YOUR GOAL: Print the records again, character for character.

DATA IN THIS EXERCISE:

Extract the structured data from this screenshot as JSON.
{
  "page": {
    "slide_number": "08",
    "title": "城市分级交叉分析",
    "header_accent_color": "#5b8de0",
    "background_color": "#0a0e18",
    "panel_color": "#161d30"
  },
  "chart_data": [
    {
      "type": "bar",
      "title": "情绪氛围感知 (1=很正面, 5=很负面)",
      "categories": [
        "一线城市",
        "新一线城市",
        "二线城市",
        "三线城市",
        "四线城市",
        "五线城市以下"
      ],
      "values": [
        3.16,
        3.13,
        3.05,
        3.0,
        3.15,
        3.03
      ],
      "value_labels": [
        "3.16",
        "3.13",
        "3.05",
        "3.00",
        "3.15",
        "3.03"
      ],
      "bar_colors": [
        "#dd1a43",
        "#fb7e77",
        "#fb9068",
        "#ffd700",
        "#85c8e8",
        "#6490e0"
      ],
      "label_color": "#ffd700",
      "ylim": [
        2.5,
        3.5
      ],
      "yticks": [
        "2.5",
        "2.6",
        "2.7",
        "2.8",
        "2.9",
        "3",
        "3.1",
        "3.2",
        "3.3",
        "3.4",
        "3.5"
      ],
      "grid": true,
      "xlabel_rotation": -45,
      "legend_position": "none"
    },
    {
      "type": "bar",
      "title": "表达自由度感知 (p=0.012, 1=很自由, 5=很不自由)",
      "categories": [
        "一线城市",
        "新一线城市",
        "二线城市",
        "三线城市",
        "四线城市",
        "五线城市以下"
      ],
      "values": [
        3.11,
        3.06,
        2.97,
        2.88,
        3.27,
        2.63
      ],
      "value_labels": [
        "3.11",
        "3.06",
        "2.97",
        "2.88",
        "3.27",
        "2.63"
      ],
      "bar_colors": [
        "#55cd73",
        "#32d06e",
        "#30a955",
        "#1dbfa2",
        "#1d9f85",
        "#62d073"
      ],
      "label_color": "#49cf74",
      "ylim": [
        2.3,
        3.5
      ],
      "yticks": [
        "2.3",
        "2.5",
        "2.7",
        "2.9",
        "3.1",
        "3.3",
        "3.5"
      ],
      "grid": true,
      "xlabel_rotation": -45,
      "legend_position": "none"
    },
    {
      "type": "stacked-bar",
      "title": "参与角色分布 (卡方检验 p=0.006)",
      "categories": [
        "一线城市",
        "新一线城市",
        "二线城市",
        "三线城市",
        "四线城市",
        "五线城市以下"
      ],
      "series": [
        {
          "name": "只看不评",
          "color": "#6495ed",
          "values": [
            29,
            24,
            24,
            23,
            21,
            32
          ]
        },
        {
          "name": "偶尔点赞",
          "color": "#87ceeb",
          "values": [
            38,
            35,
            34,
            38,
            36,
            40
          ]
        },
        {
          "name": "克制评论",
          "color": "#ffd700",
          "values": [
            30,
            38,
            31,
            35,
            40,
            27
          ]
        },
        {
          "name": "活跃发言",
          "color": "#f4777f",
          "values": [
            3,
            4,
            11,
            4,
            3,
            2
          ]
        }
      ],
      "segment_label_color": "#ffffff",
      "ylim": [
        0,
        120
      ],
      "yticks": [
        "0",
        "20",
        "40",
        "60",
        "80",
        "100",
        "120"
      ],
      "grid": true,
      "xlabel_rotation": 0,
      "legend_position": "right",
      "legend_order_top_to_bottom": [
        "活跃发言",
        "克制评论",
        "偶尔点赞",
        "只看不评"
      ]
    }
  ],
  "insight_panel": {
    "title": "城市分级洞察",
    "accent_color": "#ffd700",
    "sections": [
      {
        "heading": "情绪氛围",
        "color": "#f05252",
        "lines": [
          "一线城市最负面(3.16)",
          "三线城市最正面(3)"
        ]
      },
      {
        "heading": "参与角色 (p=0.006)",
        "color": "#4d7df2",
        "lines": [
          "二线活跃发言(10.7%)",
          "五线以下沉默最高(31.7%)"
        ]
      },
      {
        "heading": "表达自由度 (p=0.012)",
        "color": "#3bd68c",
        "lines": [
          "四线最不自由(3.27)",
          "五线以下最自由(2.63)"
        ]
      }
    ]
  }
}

REPLY TO THE TASK:
Extract the structured data from this screenshot as JSON.
{
  "page": {
    "slide_number": "08",
    "title": "城市分级交叉分析",
    "header_accent_color": "#5b8de0",
    "background_color": "#0a0e18",
    "panel_color": "#161d30"
  },
  "chart_data": [
    {
      "type": "bar",
      "title": "情绪氛围感知 (1=很正面, 5=很负面)",
      "categories": [
        "一线城市",
        "新一线城市",
        "二线城市",
        "三线城市",
        "四线城市",
        "五线城市以下"
      ],
      "values": [
        3.16,
        3.13,
        3.05,
        3.0,
        3.15,
        3.03
      ],
      "value_labels": [
        "3.16",
        "3.13",
        "3.05",
        "3.00",
        "3.15",
        "3.03"
      ],
      "bar_colors": [
        "#dd1a43",
        "#fb7e77",
        "#fb9068",
        "#ffd700",
        "#85c8e8",
        "#6490e0"
      ],
      "label_color": "#ffd700",
      "ylim": [
        2.5,
        3.5
      ],
      "yticks": [
        "2.5",
        "2.6",
        "2.7",
        "2.8",
        "2.9",
        "3",
        "3.1",
        "3.2",
        "3.3",
        "3.4",
        "3.5"
      ],
      "grid": true,
      "xlabel_rotation": -45,
      "legend_position": "none"
    },
    {
      "type": "bar",
      "title": "表达自由度感知 (p=0.012, 1=很自由, 5=很不自由)",
      "categories": [
        "一线城市",
        "新一线城市",
        "二线城市",
        "三线城市",
        "四线城市",
        "五线城市以下"
      ],
      "values": [
        3.11,
        3.06,
        2.97,
        2.88,
        3.27,
        2.63
      ],
      "value_labels": [
        "3.11",
        "3.06",
        "2.97",
        "2.88",
        "3.27",
        "2.63"
      ],
      "bar_colors": [
        "#55cd73",
        "#32d06e",
        "#30a955",
        "#1dbfa2",
        "#1d9f85",
        "#62d073"
      ],
      "label_color": "#49cf74",
      "ylim": [
        2.3,
        3.5
      ],
      "yticks": [
        "2.3",
        "2.5",
        "2.7",
        "2.9",
        "3.1",
        "3.3",
        "3.5"
      ],
      "grid": true,
      "xlabel_rotation": -45,
      "legend_position": "none"
    },
    {
      "type": "stacked-bar",
      "title": "参与角色分布 (卡方检验 p=0.006)",
      "categories": [
        "一线城市",
        "新一线城市",
        "二线城市",
        "三线城市",
        "四线城市",
        "五线城市以下"
      ],
      "series": [
        {
          "name": "只看不评",
          "color": "#6495ed",
          "values": [
            29,
            24,
            24,
            23,
            21,
            32
          ]
        },
        {
          "name": "偶尔点赞",
          "color": "#87ceeb",
          "values": [
            38,
            35,
            34,
            38,
            36,
            40
          ]
        },
        {
          "name": "克制评论",
          "color": "#ffd700",
          "values": [
            30,
            38,
            31,
            35,
            40,
            27
          ]
        },
        {
          "name": "活跃发言",
          "color": "#f4777f",
          "values": [
            3,
            4,
            11,
            4,
            3,
            2
          ]
        }
      ],
      "segment_label_color": "#ffffff",
      "ylim": [
        0,
        120
      ],
      "yticks": [
        "0",
        "20",
        "40",
        "60",
        "80",
        "100",
        "120"
      ],
      "grid": true,
      "xlabel_rotation": 0,
      "legend_position": "right",
      "legend_order_top_to_bottom": [
        "活跃发言",
        "克制评论",
        "偶尔点赞",
        "只看不评"
      ]
    }
  ],
  "insight_panel": {
    "title": "城市分级洞察",
    "accent_color": "#ffd700",
    "sections": [
      {
        "heading": "情绪氛围",
        "color": "#f05252",
        "lines": [
          "一线城市最负面(3.16)",
          "三线城市最正面(3)"
        ]
      },
      {
        "heading": "参与角色 (p=0.006)",
        "color": "#4d7df2",
        "lines": [
          "二线活跃发言(10.7%)",
          "五线以下沉默最高(31.7%)"
        ]
      },
      {
        "heading": "表达自由度 (p=0.012)",
        "color": "#3bd68c",
        "lines": [
          "四线最不自由(3.27)",
          "五线以下最自由(2.63)"
        ]
      }
    ]
  }
}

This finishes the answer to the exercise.